→ What is asked: Reproduce the lines of the entries verbatim from the very beginning through the line that contains "The ionosphere 105 is at (687, 538).", including that line.

(A block of data)
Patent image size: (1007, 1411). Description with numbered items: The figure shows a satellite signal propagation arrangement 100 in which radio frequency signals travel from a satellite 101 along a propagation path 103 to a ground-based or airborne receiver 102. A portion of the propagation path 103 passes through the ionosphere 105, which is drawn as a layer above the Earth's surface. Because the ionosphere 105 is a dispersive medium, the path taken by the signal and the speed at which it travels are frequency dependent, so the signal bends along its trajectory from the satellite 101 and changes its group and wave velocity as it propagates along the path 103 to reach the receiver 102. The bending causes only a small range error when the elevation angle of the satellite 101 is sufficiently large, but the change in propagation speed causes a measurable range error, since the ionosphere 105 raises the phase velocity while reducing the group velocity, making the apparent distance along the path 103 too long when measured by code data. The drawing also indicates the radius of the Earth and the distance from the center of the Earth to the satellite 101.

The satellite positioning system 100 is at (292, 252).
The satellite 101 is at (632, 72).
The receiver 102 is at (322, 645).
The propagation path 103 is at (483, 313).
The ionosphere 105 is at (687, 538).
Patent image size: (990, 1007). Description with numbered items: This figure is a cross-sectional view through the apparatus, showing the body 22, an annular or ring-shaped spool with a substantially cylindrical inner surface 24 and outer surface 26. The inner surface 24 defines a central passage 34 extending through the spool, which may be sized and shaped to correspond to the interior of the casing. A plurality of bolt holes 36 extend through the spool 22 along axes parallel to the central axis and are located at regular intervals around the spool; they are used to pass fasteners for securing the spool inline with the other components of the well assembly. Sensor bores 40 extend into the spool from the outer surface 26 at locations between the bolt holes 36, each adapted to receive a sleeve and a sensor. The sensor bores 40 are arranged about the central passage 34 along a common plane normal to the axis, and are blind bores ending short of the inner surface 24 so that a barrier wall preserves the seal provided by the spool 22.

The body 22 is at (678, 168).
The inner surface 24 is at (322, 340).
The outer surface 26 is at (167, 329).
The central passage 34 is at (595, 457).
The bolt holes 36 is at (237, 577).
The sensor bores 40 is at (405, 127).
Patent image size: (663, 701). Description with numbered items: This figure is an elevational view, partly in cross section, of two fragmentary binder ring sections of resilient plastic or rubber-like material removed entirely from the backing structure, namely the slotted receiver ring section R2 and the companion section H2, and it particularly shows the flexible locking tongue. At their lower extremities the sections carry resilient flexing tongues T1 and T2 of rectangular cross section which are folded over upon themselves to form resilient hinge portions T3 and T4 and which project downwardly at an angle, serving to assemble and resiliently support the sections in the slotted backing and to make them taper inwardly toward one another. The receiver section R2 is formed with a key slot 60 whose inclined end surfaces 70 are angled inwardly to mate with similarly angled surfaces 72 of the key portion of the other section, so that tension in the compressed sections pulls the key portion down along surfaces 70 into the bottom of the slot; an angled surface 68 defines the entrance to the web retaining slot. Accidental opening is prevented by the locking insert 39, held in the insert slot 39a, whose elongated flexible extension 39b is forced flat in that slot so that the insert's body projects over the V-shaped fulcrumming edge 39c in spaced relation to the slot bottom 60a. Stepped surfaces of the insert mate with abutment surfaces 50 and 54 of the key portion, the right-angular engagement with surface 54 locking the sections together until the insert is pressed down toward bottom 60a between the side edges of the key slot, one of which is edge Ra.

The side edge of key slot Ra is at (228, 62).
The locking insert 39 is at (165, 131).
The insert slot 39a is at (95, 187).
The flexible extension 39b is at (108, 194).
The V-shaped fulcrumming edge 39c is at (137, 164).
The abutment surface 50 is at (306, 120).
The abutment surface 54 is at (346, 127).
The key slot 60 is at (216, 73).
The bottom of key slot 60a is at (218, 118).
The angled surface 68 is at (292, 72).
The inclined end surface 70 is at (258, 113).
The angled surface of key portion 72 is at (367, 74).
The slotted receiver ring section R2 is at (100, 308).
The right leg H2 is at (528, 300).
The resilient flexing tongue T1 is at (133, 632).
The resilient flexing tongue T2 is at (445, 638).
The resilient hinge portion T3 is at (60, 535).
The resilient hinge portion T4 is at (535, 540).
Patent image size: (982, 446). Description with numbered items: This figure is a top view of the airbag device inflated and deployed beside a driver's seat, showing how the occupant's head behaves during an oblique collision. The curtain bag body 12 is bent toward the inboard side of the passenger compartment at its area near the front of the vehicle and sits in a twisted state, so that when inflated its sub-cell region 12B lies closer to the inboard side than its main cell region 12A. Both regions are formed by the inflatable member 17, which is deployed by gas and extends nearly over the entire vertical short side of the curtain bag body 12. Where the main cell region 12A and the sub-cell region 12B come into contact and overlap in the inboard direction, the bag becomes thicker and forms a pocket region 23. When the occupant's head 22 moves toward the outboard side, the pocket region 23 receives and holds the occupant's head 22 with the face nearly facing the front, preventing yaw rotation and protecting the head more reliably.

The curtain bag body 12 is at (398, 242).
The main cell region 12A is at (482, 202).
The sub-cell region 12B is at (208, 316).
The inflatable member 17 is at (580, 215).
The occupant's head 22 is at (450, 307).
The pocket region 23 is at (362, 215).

→ Response for this exercise:
Patent image size: (1007, 1411). Description with numbered items: The figure shows a satellite signal propagation arrangement 100 in which radio frequency signals travel from a satellite 101 along a propagation path 103 to a ground-based or airborne receiver 102. A portion of the propagation path 103 passes through the ionosphere 105, which is drawn as a layer above the Earth's surface. Because the ionosphere 105 is a dispersive medium, the path taken by the signal and the speed at which it travels are frequency dependent, so the signal bends along its trajectory from the satellite 101 and changes its group and wave velocity as it propagates along the path 103 to reach the receiver 102. The bending causes only a small range error when the elevation angle of the satellite 101 is sufficiently large, but the change in propagation speed causes a measurable range error, since the ionosphere 105 raises the phase velocity while reducing the group velocity, making the apparent distance along the path 103 too long when measured by code data. The drawing also indicates the radius of the Earth and the distance from the center of the Earth to the satellite 101.

The satellite positioning system 100 is at (292, 252).
The satellite 101 is at (632, 72).
The receiver 102 is at (322, 645).
The propagation path 103 is at (483, 313).
The ionosphere 105 is at (687, 538).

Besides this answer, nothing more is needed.